What is needed: Collect every line below that contains the word "orientation".
[Begin]
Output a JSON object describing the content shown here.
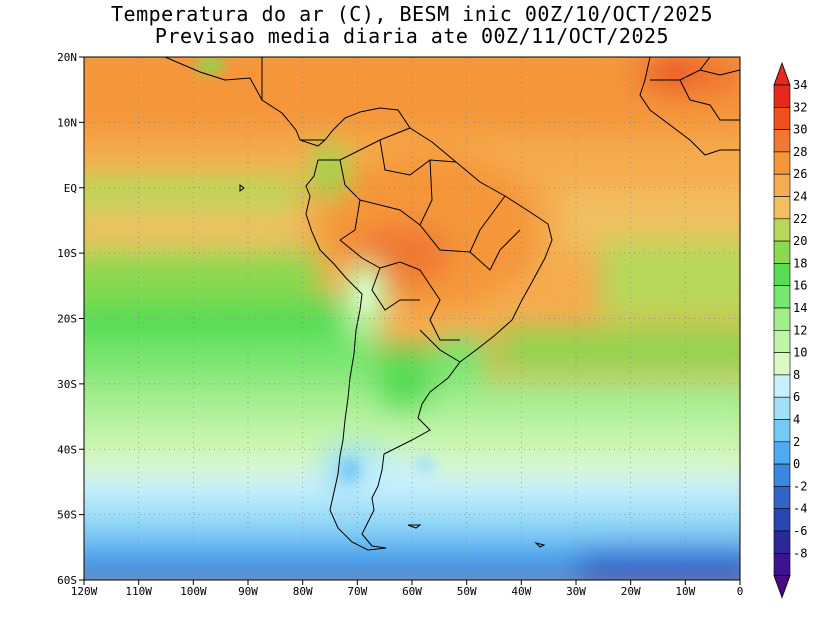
{
  "title_line1": "Temperatura do ar (C), BESM inic 00Z/10/OCT/2025",
  "title_line2": "Previsao media diaria ate 00Z/11/OCT/2025",
  "map": {
    "lon_range": [
      -120,
      0
    ],
    "lat_range": [
      -60,
      20
    ],
    "x_ticks": [
      "120W",
      "110W",
      "100W",
      "90W",
      "80W",
      "70W",
      "60W",
      "50W",
      "40W",
      "30W",
      "20W",
      "10W",
      "0"
    ],
    "y_ticks": [
      "20N",
      "10N",
      "EQ",
      "10S",
      "20S",
      "30S",
      "40S",
      "50S",
      "60S"
    ],
    "grid": "dotted"
  },
  "colorbar": {
    "labels": [
      "34",
      "32",
      "30",
      "28",
      "26",
      "24",
      "22",
      "20",
      "18",
      "16",
      "14",
      "12",
      "10",
      "8",
      "6",
      "4",
      "2",
      "0",
      "-2",
      "-4",
      "-6",
      "-8"
    ],
    "colors": [
      "#e52a1d",
      "#f0501e",
      "#f07830",
      "#f5963a",
      "#f5ac4e",
      "#f0c060",
      "#b7d85a",
      "#8cd850",
      "#55dd55",
      "#78e670",
      "#a0ee8e",
      "#c0f4a8",
      "#dcf8c4",
      "#c8f0ff",
      "#a0e0f8",
      "#78c8f4",
      "#50aaf0",
      "#3c88e0",
      "#3264cc",
      "#2a46b4",
      "#2a2a9a",
      "#3c1490"
    ],
    "top_color": "#e52a1d",
    "bottom_color": "#4a0c80"
  }
}
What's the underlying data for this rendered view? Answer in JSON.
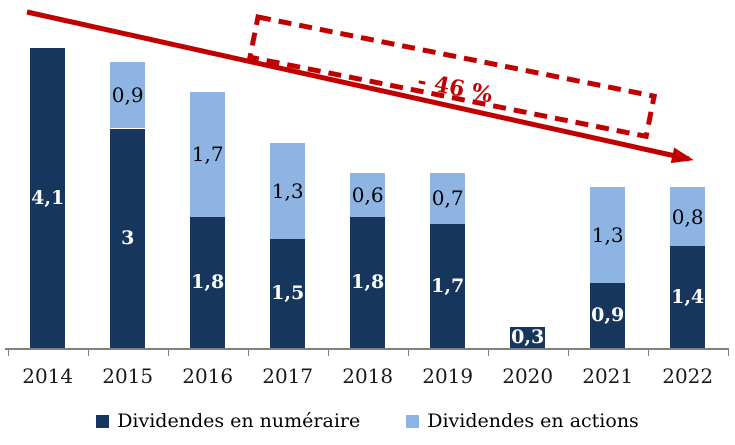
{
  "chart_data": {
    "type": "bar",
    "stacked": true,
    "orientation": "vertical",
    "categories": [
      "2014",
      "2015",
      "2016",
      "2017",
      "2018",
      "2019",
      "2020",
      "2021",
      "2022"
    ],
    "series": [
      {
        "name": "Dividendes en numéraire",
        "color": "#17365D",
        "values": [
          4.1,
          3,
          1.8,
          1.5,
          1.8,
          1.7,
          0.3,
          0.9,
          1.4
        ],
        "display_labels": [
          "4,1",
          "3",
          "1,8",
          "1,5",
          "1,8",
          "1,7",
          "0,3",
          "0,9",
          "1,4"
        ],
        "label_style": "white-bold"
      },
      {
        "name": "Dividendes en actions",
        "color": "#8EB4E3",
        "values": [
          0,
          0.9,
          1.7,
          1.3,
          0.6,
          0.7,
          0,
          1.3,
          0.8
        ],
        "display_labels": [
          "",
          "0,9",
          "1,7",
          "1,3",
          "0,6",
          "0,7",
          "",
          "1,3",
          "0,8"
        ],
        "label_style": "black-regular"
      }
    ],
    "ylim": [
      0,
      4.5
    ],
    "grid": false,
    "axis_color": "#808080",
    "legend_position": "bottom",
    "annotation": {
      "label": "- 46 %",
      "color": "#C00000",
      "shape": "rotated-dashed-box-with-trend-arrow"
    }
  }
}
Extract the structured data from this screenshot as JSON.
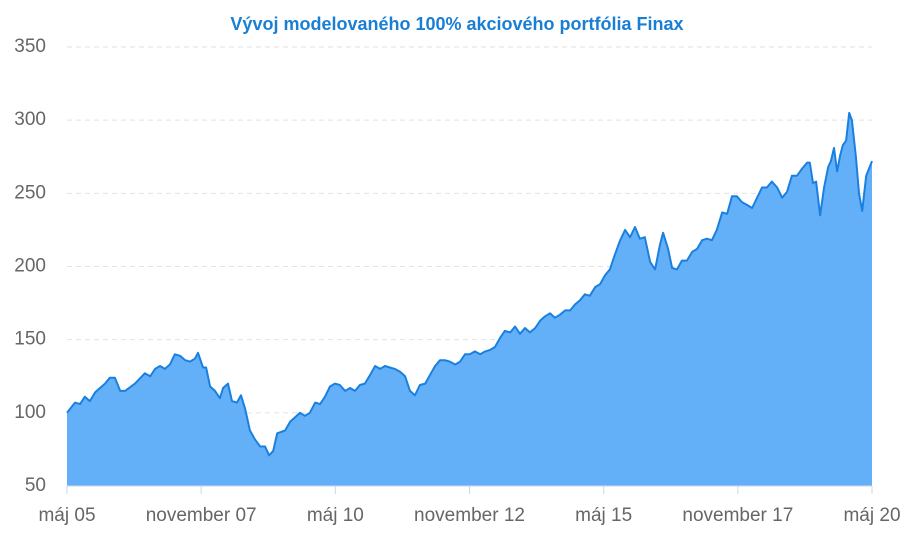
{
  "chart_data": {
    "type": "area",
    "title": "Vývoj modelovaného 100% akciového portfólia Finax",
    "color": "#64b0f8",
    "line_color": "#1a80e0",
    "grid": true,
    "xlim": [
      0,
      180
    ],
    "ylim": [
      50,
      350
    ],
    "xticks": [
      {
        "value": 0,
        "label": "máj 05"
      },
      {
        "value": 30,
        "label": "november 07"
      },
      {
        "value": 60,
        "label": "máj 10"
      },
      {
        "value": 90,
        "label": "november 12"
      },
      {
        "value": 120,
        "label": "máj 15"
      },
      {
        "value": 150,
        "label": "november 17"
      },
      {
        "value": 180,
        "label": "máj 20"
      }
    ],
    "yticks": [
      50,
      100,
      150,
      200,
      250,
      300,
      350
    ],
    "x": [
      0,
      1.8,
      2.9,
      4.0,
      5.1,
      6.3,
      8.5,
      9.6,
      10.7,
      11.9,
      13.0,
      15.2,
      17.4,
      18.6,
      19.7,
      20.8,
      21.9,
      23.0,
      24.1,
      25.3,
      26.4,
      27.5,
      28.6,
      29.3,
      30.4,
      31.1,
      32.0,
      33.1,
      34.2,
      34.9,
      36.0,
      36.9,
      38.0,
      38.9,
      39.8,
      40.9,
      42.0,
      43.2,
      44.3,
      45.2,
      46.1,
      47.0,
      48.8,
      49.9,
      51.0,
      52.1,
      53.2,
      54.3,
      55.5,
      56.6,
      57.7,
      58.8,
      59.9,
      61.0,
      62.2,
      63.3,
      64.4,
      65.5,
      66.6,
      67.8,
      68.9,
      70.0,
      71.1,
      72.2,
      73.3,
      74.5,
      75.6,
      76.7,
      77.8,
      78.9,
      80.1,
      81.2,
      82.3,
      83.4,
      84.5,
      85.6,
      86.8,
      87.9,
      89.0,
      90.1,
      91.2,
      92.4,
      93.5,
      94.6,
      95.7,
      96.8,
      97.9,
      99.1,
      100.2,
      101.3,
      102.4,
      103.5,
      104.7,
      105.8,
      106.9,
      108.0,
      109.1,
      110.2,
      111.4,
      112.5,
      113.6,
      114.7,
      115.8,
      116.9,
      118.1,
      119.2,
      120.3,
      121.4,
      122.5,
      123.7,
      124.8,
      125.9,
      127.0,
      128.1,
      129.2,
      130.4,
      131.5,
      132.6,
      133.3,
      134.4,
      135.3,
      136.4,
      137.5,
      138.6,
      139.8,
      140.9,
      142.0,
      143.1,
      144.2,
      145.3,
      146.5,
      147.6,
      148.7,
      149.8,
      150.9,
      152.1,
      153.2,
      154.3,
      155.4,
      156.5,
      157.6,
      158.8,
      159.9,
      161.0,
      162.1,
      163.2,
      164.4,
      165.5,
      166.1,
      166.8,
      167.5,
      168.4,
      169.3,
      170.2,
      170.8,
      171.5,
      172.2,
      172.9,
      173.5,
      174.2,
      174.9,
      175.5,
      176.4,
      177.1,
      177.8,
      178.7,
      180
    ],
    "values": [
      100,
      107,
      106,
      111,
      108,
      114,
      120,
      124,
      124,
      115,
      115,
      120,
      127,
      125,
      130,
      132,
      130,
      133,
      140,
      139,
      136,
      135,
      137,
      141,
      131,
      131,
      118,
      115,
      110,
      117,
      120,
      108,
      107,
      112,
      103,
      88,
      82,
      77,
      77,
      71,
      74,
      86,
      88,
      94,
      97,
      100,
      98,
      100,
      107,
      106,
      111,
      118,
      120,
      119,
      115,
      117,
      115,
      119,
      120,
      126,
      132,
      130,
      132,
      131,
      130,
      128,
      125,
      115,
      112,
      119,
      120,
      126,
      132,
      136,
      136,
      135,
      133,
      135,
      140,
      140,
      142,
      140,
      142,
      143,
      145,
      151,
      156,
      155,
      159,
      154,
      158,
      155,
      158,
      163,
      166,
      168,
      165,
      167,
      170,
      170,
      174,
      177,
      181,
      180,
      186,
      188,
      194,
      198,
      208,
      218,
      225,
      220,
      227,
      219,
      220,
      203,
      198,
      215,
      223,
      212,
      199,
      198,
      204,
      204,
      210,
      212,
      218,
      219,
      218,
      225,
      237,
      236,
      248,
      248,
      244,
      242,
      240,
      247,
      254,
      254,
      258,
      254,
      247,
      251,
      262,
      262,
      267,
      271,
      271,
      257,
      258,
      235,
      254,
      268,
      272,
      281,
      265,
      276,
      283,
      286,
      305,
      300,
      275,
      250,
      238,
      262,
      272
    ]
  }
}
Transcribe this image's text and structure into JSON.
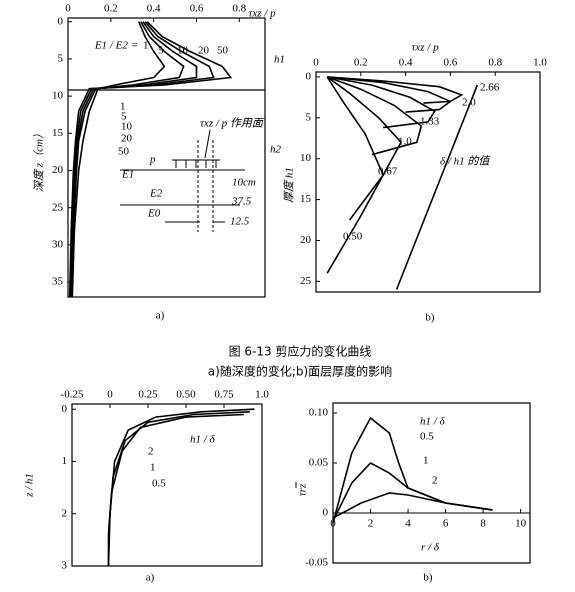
{
  "caption": "图 6-13   剪应力的变化曲线",
  "subcaption": "a)随深度的变化;b)面层厚度的影响",
  "chart_data": [
    {
      "type": "line",
      "sublabel": "a)",
      "x_label": "τxz / p",
      "y_label": "深度 z（cm）",
      "xaxis_position": "top",
      "xlim": [
        0,
        0.92
      ],
      "ylim": [
        37,
        -0.5
      ],
      "xticks": [
        0,
        0.2,
        0.4,
        0.6,
        0.8
      ],
      "yticks": [
        0,
        5,
        10,
        15,
        20,
        25,
        30,
        35
      ],
      "annotations": [
        "E1 / E2 =",
        "h1",
        "h2",
        "τxz / p 作用面",
        "p",
        "E1",
        "10cm",
        "E2",
        "37.5",
        "E0",
        "12.5"
      ],
      "series": [
        {
          "name": "1",
          "color": "#000000",
          "x": [
            0.33,
            0.36,
            0.4,
            0.45,
            0.4,
            0.22,
            0.14,
            0.1,
            0.07,
            0.05,
            0.03,
            0.02
          ],
          "values": [
            0,
            2,
            4,
            6,
            7.5,
            8.5,
            9,
            12,
            16,
            20,
            28,
            37
          ]
        },
        {
          "name": "5",
          "color": "#000000",
          "x": [
            0.34,
            0.38,
            0.45,
            0.54,
            0.52,
            0.3,
            0.13,
            0.08,
            0.05,
            0.04,
            0.025,
            0.015
          ],
          "values": [
            0,
            2,
            4,
            6,
            7.5,
            8.5,
            9,
            12,
            16,
            20,
            28,
            37
          ]
        },
        {
          "name": "10",
          "color": "#000000",
          "x": [
            0.35,
            0.4,
            0.49,
            0.6,
            0.6,
            0.35,
            0.12,
            0.07,
            0.045,
            0.035,
            0.02,
            0.012
          ],
          "values": [
            0,
            2,
            4,
            6,
            7.5,
            8.5,
            9,
            12,
            16,
            20,
            28,
            37
          ]
        },
        {
          "name": "20",
          "color": "#000000",
          "x": [
            0.36,
            0.42,
            0.53,
            0.66,
            0.68,
            0.4,
            0.11,
            0.06,
            0.04,
            0.03,
            0.018,
            0.01
          ],
          "values": [
            0,
            2,
            4,
            6,
            7.5,
            8.5,
            9,
            12,
            16,
            20,
            28,
            37
          ]
        },
        {
          "name": "50",
          "color": "#000000",
          "x": [
            0.37,
            0.44,
            0.57,
            0.72,
            0.76,
            0.45,
            0.1,
            0.05,
            0.035,
            0.025,
            0.015,
            0.008
          ],
          "values": [
            0,
            2,
            4,
            6,
            7.5,
            8.5,
            9,
            12,
            16,
            20,
            28,
            37
          ]
        }
      ]
    },
    {
      "type": "line",
      "sublabel": "b)",
      "x_label": "τxz / p",
      "y_label": "厚度 h1",
      "xaxis_position": "top",
      "xlim": [
        0,
        1
      ],
      "ylim": [
        26.3,
        -0.6
      ],
      "xticks": [
        0,
        0.2,
        0.4,
        0.6,
        0.8,
        {
          "value": 1,
          "label": "1.0"
        }
      ],
      "yticks": [
        0,
        5,
        10,
        15,
        20,
        25
      ],
      "annotations": [
        "δ / h1 的值"
      ],
      "series": [
        {
          "name": "2.66",
          "color": "#000000",
          "x": [
            0.05,
            0.3,
            0.55,
            0.65,
            0.6,
            0.48
          ],
          "values": [
            0,
            0.5,
            1.2,
            2.2,
            3,
            3.2
          ]
        },
        {
          "name": "2.0",
          "color": "#000000",
          "x": [
            0.05,
            0.3,
            0.5,
            0.6,
            0.55,
            0.4
          ],
          "values": [
            0,
            0.7,
            1.8,
            3,
            4,
            4.3
          ]
        },
        {
          "name": "1.33",
          "color": "#000000",
          "x": [
            0.05,
            0.25,
            0.42,
            0.53,
            0.5,
            0.3
          ],
          "values": [
            0,
            1,
            2.5,
            4.2,
            5.5,
            6.2
          ]
        },
        {
          "name": "1.0",
          "color": "#000000",
          "x": [
            0.05,
            0.2,
            0.35,
            0.47,
            0.45,
            0.25
          ],
          "values": [
            0,
            1.5,
            3.5,
            6,
            8,
            9.5
          ]
        },
        {
          "name": "0.67",
          "color": "#000000",
          "x": [
            0.05,
            0.15,
            0.28,
            0.38,
            0.3,
            0.15
          ],
          "values": [
            0,
            2,
            5,
            8,
            12,
            17.5
          ]
        },
        {
          "name": "0.50",
          "color": "#000000",
          "x": [
            0.05,
            0.12,
            0.22,
            0.3,
            0.2,
            0.05
          ],
          "values": [
            0,
            3,
            7,
            12,
            17,
            24
          ]
        },
        {
          "color": "#000000",
          "x": [
            0.72,
            0.36
          ],
          "values": [
            1,
            26
          ]
        }
      ]
    },
    {
      "type": "line",
      "sublabel": "a)",
      "y_label": "z / h1",
      "xaxis_position": "top",
      "xlim": [
        -0.25,
        1
      ],
      "ylim": [
        3,
        -0.1
      ],
      "xticks": [
        -0.25,
        0,
        0.25,
        {
          "value": 0.5,
          "label": "0.50"
        },
        0.75,
        {
          "value": 1,
          "label": "1.0"
        }
      ],
      "yticks": [
        0,
        1,
        2,
        3
      ],
      "annotations": [
        "h1 / δ"
      ],
      "series": [
        {
          "name": "2",
          "color": "#000000",
          "x": [
            0.95,
            0.6,
            0.3,
            0.12,
            0.03,
            0,
            -0.01
          ],
          "values": [
            0,
            0.05,
            0.15,
            0.4,
            1.0,
            2,
            3
          ]
        },
        {
          "name": "1",
          "color": "#000000",
          "x": [
            0.92,
            0.55,
            0.25,
            0.1,
            0.02,
            -0.005,
            -0.01
          ],
          "values": [
            0.05,
            0.1,
            0.25,
            0.6,
            1.3,
            2.2,
            3
          ]
        },
        {
          "name": "0.5",
          "color": "#000000",
          "x": [
            0.88,
            0.5,
            0.2,
            0.08,
            0.01,
            -0.01,
            -0.01
          ],
          "values": [
            0.1,
            0.15,
            0.35,
            0.8,
            1.6,
            2.4,
            3
          ]
        }
      ]
    },
    {
      "type": "line",
      "sublabel": "b)",
      "x_label": "r / δ",
      "y_label": "τrz",
      "xaxis_position": "zero",
      "xlim": [
        0,
        10.5
      ],
      "ylim": [
        -0.05,
        0.11
      ],
      "xticks": [
        0,
        2,
        4,
        6,
        8,
        10
      ],
      "yticks": [
        {
          "value": 0.1,
          "label": "0.10"
        },
        0.05,
        0,
        -0.05
      ],
      "annotations": [
        "h1 / δ"
      ],
      "series": [
        {
          "name": "0.5",
          "color": "#000000",
          "x": [
            0,
            1,
            2,
            3,
            3.5,
            4,
            6,
            8.5
          ],
          "values": [
            -0.01,
            0.06,
            0.095,
            0.08,
            0.05,
            0.025,
            0.01,
            0.003
          ]
        },
        {
          "name": "1",
          "color": "#000000",
          "x": [
            0,
            1,
            2,
            3,
            4,
            6,
            8.5
          ],
          "values": [
            -0.008,
            0.03,
            0.05,
            0.04,
            0.025,
            0.01,
            0.003
          ]
        },
        {
          "name": "2",
          "color": "#000000",
          "x": [
            0,
            1.5,
            3,
            4,
            6,
            8.5
          ],
          "values": [
            -0.005,
            0.01,
            0.02,
            0.018,
            0.01,
            0.003
          ]
        }
      ]
    }
  ]
}
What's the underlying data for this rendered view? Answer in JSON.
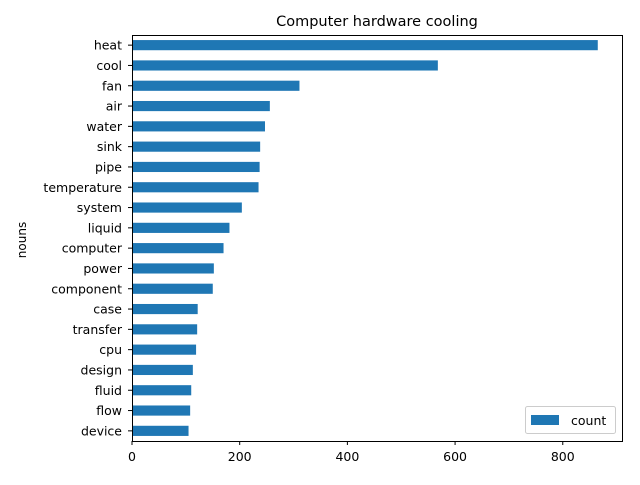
{
  "chart_data": {
    "type": "bar",
    "orientation": "horizontal",
    "title": "Computer hardware cooling",
    "xlabel": "",
    "ylabel": "nouns",
    "xlim": [
      0,
      910
    ],
    "xticks": [
      0,
      200,
      400,
      600,
      800
    ],
    "categories": [
      "heat",
      "cool",
      "fan",
      "air",
      "water",
      "sink",
      "pipe",
      "temperature",
      "system",
      "liquid",
      "computer",
      "power",
      "component",
      "case",
      "transfer",
      "cpu",
      "design",
      "fluid",
      "flow",
      "device"
    ],
    "series": [
      {
        "name": "count",
        "values": [
          865,
          568,
          311,
          256,
          247,
          238,
          237,
          235,
          204,
          181,
          170,
          152,
          150,
          122,
          121,
          119,
          113,
          110,
          108,
          105
        ]
      }
    ],
    "bar_color": "#1f77b4",
    "grid": false,
    "legend_position": "lower-right"
  }
}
[End]
Finished exercise:
    "orientation": "vertical",
    "orientation": "horizontal",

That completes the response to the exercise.